Dataset records
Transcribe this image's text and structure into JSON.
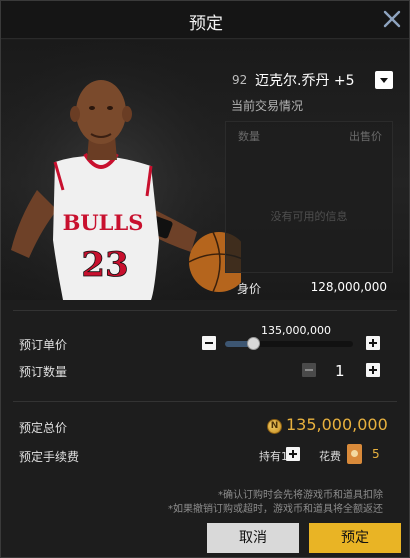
{
  "dialog": {
    "title": "预定",
    "close_icon": "close-icon"
  },
  "player": {
    "ovr": "92",
    "name": "迈克尔.乔丹 +5",
    "jersey_team": "BULLS",
    "jersey_number": "23",
    "art_colors": {
      "jersey": "#f0f0f0",
      "trim": "#c8102e",
      "skin": "#7a4a2c",
      "ball": "#b5651d"
    }
  },
  "market": {
    "subtitle": "当前交易情况",
    "columns": {
      "quantity": "数量",
      "price": "出售价"
    },
    "empty_text": "没有可用的信息"
  },
  "worth": {
    "label": "身价",
    "value": "128,000,000"
  },
  "unit_price": {
    "label": "预订单价",
    "value": "135,000,000",
    "slider_fraction": 0.22
  },
  "quantity": {
    "label": "预订数量",
    "value": "1"
  },
  "total": {
    "label": "预定总价",
    "coin_icon": "coin-icon",
    "coin_glyph": "N",
    "value": "135,000,000"
  },
  "fee": {
    "label": "预定手续费",
    "hold_label": "持有10",
    "spend_label": "花费",
    "ticket_icon": "ticket-icon",
    "value": "5"
  },
  "notes": [
    "*确认订购时会先将游戏币和道具扣除",
    "*如果撤销订购或超时，游戏币和道具将全额返还"
  ],
  "buttons": {
    "cancel": "取消",
    "confirm": "预定"
  },
  "colors": {
    "accent_gold": "#e9b425",
    "price_gold": "#e8b13e",
    "background": "#1d1d1d"
  }
}
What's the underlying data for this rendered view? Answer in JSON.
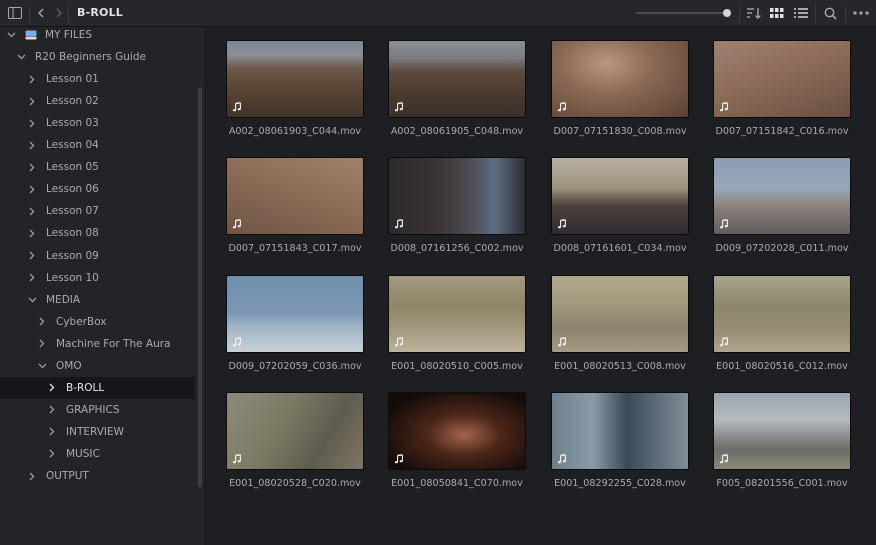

WHAT YOU HAVE TO DO
Reproduce the material above in full, exactly, with no images.

ANSWER TO THE TASK
Transcribe this image's text and structure into JSON.
{
  "dialog": {
    "title": "预定",
    "close_icon": "close-icon"
  },
  "player": {
    "ovr": "92",
    "name": "迈克尔.乔丹 +5",
    "jersey_team": "BULLS",
    "jersey_number": "23",
    "art_colors": {
      "jersey": "#f0f0f0",
      "trim": "#c8102e",
      "skin": "#7a4a2c",
      "ball": "#b5651d"
    }
  },
  "market": {
    "subtitle": "当前交易情况",
    "columns": {
      "quantity": "数量",
      "price": "出售价"
    },
    "empty_text": "没有可用的信息"
  },
  "worth": {
    "label": "身价",
    "value": "128,000,000"
  },
  "unit_price": {
    "label": "预订单价",
    "value": "135,000,000",
    "slider_fraction": 0.22
  },
  "quantity": {
    "label": "预订数量",
    "value": "1"
  },
  "total": {
    "label": "预定总价",
    "coin_icon": "coin-icon",
    "coin_glyph": "N",
    "value": "135,000,000"
  },
  "fee": {
    "label": "预定手续费",
    "hold_label": "持有10",
    "spend_label": "花费",
    "ticket_icon": "ticket-icon",
    "value": "5"
  },
  "notes": [
    "*确认订购时会先将游戏币和道具扣除",
    "*如果撤销订购或超时，游戏币和道具将全额返还"
  ],
  "buttons": {
    "cancel": "取消",
    "confirm": "预定"
  },
  "colors": {
    "accent_gold": "#e9b425",
    "price_gold": "#e8b13e",
    "background": "#1d1d1d"
  }
}
What's the underlying data for this rendered view? Answer in JSON.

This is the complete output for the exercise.